** begin SUPPLIED ENTRIES **

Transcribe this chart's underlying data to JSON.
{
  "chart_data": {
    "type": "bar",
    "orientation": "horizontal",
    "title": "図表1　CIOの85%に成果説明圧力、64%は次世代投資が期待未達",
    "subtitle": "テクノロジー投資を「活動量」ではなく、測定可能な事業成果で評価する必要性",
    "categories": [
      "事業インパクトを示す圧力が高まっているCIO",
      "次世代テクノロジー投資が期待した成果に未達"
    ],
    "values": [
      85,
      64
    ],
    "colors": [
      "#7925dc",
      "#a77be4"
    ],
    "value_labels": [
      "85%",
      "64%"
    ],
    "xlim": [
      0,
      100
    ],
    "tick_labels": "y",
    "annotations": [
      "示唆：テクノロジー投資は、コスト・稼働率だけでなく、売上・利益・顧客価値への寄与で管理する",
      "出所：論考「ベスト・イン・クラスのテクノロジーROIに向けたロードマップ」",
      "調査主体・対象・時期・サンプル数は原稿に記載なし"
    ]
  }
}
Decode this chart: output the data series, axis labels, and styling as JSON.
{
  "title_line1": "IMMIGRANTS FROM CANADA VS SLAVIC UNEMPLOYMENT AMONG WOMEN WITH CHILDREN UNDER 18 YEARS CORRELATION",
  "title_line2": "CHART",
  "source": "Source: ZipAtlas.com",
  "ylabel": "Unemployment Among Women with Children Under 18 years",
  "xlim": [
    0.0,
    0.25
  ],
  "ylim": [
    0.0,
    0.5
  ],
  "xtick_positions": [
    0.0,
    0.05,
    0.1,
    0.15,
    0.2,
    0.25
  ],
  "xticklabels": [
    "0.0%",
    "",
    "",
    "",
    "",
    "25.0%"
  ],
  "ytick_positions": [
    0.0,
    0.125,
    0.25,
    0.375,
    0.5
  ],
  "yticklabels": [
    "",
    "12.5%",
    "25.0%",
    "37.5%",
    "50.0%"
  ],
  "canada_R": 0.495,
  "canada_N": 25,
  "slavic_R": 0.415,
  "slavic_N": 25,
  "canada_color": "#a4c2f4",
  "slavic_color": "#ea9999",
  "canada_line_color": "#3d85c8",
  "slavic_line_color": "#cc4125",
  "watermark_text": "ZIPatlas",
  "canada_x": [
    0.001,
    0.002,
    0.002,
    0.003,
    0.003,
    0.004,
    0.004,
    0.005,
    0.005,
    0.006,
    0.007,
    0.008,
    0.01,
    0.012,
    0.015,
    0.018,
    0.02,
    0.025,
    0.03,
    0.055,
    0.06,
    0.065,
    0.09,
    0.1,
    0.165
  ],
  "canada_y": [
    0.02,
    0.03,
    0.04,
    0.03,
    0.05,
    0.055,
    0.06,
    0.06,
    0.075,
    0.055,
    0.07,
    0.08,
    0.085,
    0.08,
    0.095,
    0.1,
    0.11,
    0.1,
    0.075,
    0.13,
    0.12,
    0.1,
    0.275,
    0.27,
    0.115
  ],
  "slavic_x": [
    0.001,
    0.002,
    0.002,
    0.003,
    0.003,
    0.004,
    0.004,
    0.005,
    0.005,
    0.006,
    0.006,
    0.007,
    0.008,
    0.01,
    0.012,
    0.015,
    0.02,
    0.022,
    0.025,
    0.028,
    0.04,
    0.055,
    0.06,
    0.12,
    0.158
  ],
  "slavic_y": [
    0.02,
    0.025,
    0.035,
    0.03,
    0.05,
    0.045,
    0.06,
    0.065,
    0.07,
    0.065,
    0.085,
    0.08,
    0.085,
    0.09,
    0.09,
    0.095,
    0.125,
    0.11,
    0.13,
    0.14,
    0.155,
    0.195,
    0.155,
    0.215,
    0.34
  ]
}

** end SUPPLIED ENTRIES **

TO BE DONE :: Give every line of the material that includes the string "this".

FINISHED EXERCISE ::
Transcribe this chart's underlying data to JSON.
Decode this chart: output the data series, axis labels, and styling as JSON.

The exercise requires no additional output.